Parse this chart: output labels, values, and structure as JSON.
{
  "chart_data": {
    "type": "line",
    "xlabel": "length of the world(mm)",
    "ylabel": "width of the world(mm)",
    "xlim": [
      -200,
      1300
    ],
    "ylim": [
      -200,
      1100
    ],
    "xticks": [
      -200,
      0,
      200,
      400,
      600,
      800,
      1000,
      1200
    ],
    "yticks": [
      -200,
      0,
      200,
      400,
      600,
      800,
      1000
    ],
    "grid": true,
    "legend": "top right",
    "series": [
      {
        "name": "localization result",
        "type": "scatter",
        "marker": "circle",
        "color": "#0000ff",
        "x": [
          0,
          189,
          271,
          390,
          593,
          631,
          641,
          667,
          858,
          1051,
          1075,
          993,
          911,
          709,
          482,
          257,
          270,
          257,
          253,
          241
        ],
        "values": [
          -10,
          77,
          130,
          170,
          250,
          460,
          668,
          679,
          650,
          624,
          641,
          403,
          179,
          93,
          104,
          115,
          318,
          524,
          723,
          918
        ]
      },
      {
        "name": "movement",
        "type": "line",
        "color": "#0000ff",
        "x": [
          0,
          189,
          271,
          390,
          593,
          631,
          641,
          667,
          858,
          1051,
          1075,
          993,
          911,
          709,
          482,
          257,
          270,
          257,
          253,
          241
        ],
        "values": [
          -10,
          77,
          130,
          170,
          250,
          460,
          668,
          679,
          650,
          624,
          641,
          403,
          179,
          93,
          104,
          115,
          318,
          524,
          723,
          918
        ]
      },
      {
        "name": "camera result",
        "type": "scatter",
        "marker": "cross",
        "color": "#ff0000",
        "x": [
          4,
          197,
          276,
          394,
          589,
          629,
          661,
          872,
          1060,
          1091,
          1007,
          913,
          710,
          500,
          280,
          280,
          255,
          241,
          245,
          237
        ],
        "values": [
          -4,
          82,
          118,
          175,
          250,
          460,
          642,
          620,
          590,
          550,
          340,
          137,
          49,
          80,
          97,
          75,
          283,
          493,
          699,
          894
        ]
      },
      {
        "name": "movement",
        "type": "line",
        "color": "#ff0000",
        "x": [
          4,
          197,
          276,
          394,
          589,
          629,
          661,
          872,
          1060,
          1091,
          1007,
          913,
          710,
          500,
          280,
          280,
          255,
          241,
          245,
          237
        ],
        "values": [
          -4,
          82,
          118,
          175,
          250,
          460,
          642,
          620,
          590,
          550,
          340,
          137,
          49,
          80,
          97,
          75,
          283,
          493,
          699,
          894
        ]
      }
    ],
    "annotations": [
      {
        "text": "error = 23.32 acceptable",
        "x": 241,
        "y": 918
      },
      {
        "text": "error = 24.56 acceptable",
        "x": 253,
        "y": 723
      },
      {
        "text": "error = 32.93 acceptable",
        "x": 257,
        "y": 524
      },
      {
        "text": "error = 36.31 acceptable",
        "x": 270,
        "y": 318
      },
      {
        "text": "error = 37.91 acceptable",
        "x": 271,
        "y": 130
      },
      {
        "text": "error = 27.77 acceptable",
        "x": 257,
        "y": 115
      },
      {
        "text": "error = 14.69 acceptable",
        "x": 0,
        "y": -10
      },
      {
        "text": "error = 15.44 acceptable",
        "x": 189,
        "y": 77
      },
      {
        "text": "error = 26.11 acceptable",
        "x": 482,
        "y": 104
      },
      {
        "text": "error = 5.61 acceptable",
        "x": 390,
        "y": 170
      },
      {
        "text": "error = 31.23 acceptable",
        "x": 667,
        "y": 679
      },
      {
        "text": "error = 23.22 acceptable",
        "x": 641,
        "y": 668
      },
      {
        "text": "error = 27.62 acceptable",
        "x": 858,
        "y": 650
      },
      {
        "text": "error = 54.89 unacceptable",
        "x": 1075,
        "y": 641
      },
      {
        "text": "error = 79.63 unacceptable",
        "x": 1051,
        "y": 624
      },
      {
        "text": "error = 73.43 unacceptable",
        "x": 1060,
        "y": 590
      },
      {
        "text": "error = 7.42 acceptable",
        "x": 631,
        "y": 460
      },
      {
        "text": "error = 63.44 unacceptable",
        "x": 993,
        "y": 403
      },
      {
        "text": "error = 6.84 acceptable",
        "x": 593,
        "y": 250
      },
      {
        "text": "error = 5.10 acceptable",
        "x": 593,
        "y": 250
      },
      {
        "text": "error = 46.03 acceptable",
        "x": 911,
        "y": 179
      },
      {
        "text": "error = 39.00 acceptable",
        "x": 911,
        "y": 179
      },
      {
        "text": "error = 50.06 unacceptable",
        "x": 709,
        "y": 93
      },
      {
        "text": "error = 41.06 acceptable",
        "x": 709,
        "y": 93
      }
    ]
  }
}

————————

Task instructions >> All of the entries above need to be reproduced exactly.

Reply to the exercise >>
Parse this chart: output labels, values, and structure as JSON.
{
  "chart_data": {
    "type": "line",
    "xlabel": "length of the world(mm)",
    "ylabel": "width of the world(mm)",
    "xlim": [
      -200,
      1300
    ],
    "ylim": [
      -200,
      1100
    ],
    "xticks": [
      -200,
      0,
      200,
      400,
      600,
      800,
      1000,
      1200
    ],
    "yticks": [
      -200,
      0,
      200,
      400,
      600,
      800,
      1000
    ],
    "grid": true,
    "legend": "top right",
    "series": [
      {
        "name": "localization result",
        "type": "scatter",
        "marker": "circle",
        "color": "#0000ff",
        "x": [
          0,
          189,
          271,
          390,
          593,
          631,
          641,
          667,
          858,
          1051,
          1075,
          993,
          911,
          709,
          482,
          257,
          270,
          257,
          253,
          241
        ],
        "values": [
          -10,
          77,
          130,
          170,
          250,
          460,
          668,
          679,
          650,
          624,
          641,
          403,
          179,
          93,
          104,
          115,
          318,
          524,
          723,
          918
        ]
      },
      {
        "name": "movement",
        "type": "line",
        "color": "#0000ff",
        "x": [
          0,
          189,
          271,
          390,
          593,
          631,
          641,
          667,
          858,
          1051,
          1075,
          993,
          911,
          709,
          482,
          257,
          270,
          257,
          253,
          241
        ],
        "values": [
          -10,
          77,
          130,
          170,
          250,
          460,
          668,
          679,
          650,
          624,
          641,
          403,
          179,
          93,
          104,
          115,
          318,
          524,
          723,
          918
        ]
      },
      {
        "name": "camera result",
        "type": "scatter",
        "marker": "cross",
        "color": "#ff0000",
        "x": [
          4,
          197,
          276,
          394,
          589,
          629,
          661,
          872,
          1060,
          1091,
          1007,
          913,
          710,
          500,
          280,
          280,
          255,
          241,
          245,
          237
        ],
        "values": [
          -4,
          82,
          118,
          175,
          250,
          460,
          642,
          620,
          590,
          550,
          340,
          137,
          49,
          80,
          97,
          75,
          283,
          493,
          699,
          894
        ]
      },
      {
        "name": "movement",
        "type": "line",
        "color": "#ff0000",
        "x": [
          4,
          197,
          276,
          394,
          589,
          629,
          661,
          872,
          1060,
          1091,
          1007,
          913,
          710,
          500,
          280,
          280,
          255,
          241,
          245,
          237
        ],
        "values": [
          -4,
          82,
          118,
          175,
          250,
          460,
          642,
          620,
          590,
          550,
          340,
          137,
          49,
          80,
          97,
          75,
          283,
          493,
          699,
          894
        ]
      }
    ],
    "annotations": [
      {
        "text": "error = 23.32 acceptable",
        "x": 241,
        "y": 918
      },
      {
        "text": "error = 24.56 acceptable",
        "x": 253,
        "y": 723
      },
      {
        "text": "error = 32.93 acceptable",
        "x": 257,
        "y": 524
      },
      {
        "text": "error = 36.31 acceptable",
        "x": 270,
        "y": 318
      },
      {
        "text": "error = 37.91 acceptable",
        "x": 271,
        "y": 130
      },
      {
        "text": "error = 27.77 acceptable",
        "x": 257,
        "y": 115
      },
      {
        "text": "error = 14.69 acceptable",
        "x": 0,
        "y": -10
      },
      {
        "text": "error = 15.44 acceptable",
        "x": 189,
        "y": 77
      },
      {
        "text": "error = 26.11 acceptable",
        "x": 482,
        "y": 104
      },
      {
        "text": "error = 5.61 acceptable",
        "x": 390,
        "y": 170
      },
      {
        "text": "error = 31.23 acceptable",
        "x": 667,
        "y": 679
      },
      {
        "text": "error = 23.22 acceptable",
        "x": 641,
        "y": 668
      },
      {
        "text": "error = 27.62 acceptable",
        "x": 858,
        "y": 650
      },
      {
        "text": "error = 54.89 unacceptable",
        "x": 1075,
        "y": 641
      },
      {
        "text": "error = 79.63 unacceptable",
        "x": 1051,
        "y": 624
      },
      {
        "text": "error = 73.43 unacceptable",
        "x": 1060,
        "y": 590
      },
      {
        "text": "error = 7.42 acceptable",
        "x": 631,
        "y": 460
      },
      {
        "text": "error = 63.44 unacceptable",
        "x": 993,
        "y": 403
      },
      {
        "text": "error = 6.84 acceptable",
        "x": 593,
        "y": 250
      },
      {
        "text": "error = 5.10 acceptable",
        "x": 593,
        "y": 250
      },
      {
        "text": "error = 46.03 acceptable",
        "x": 911,
        "y": 179
      },
      {
        "text": "error = 39.00 acceptable",
        "x": 911,
        "y": 179
      },
      {
        "text": "error = 50.06 unacceptable",
        "x": 709,
        "y": 93
      },
      {
        "text": "error = 41.06 acceptable",
        "x": 709,
        "y": 93
      }
    ]
  }
}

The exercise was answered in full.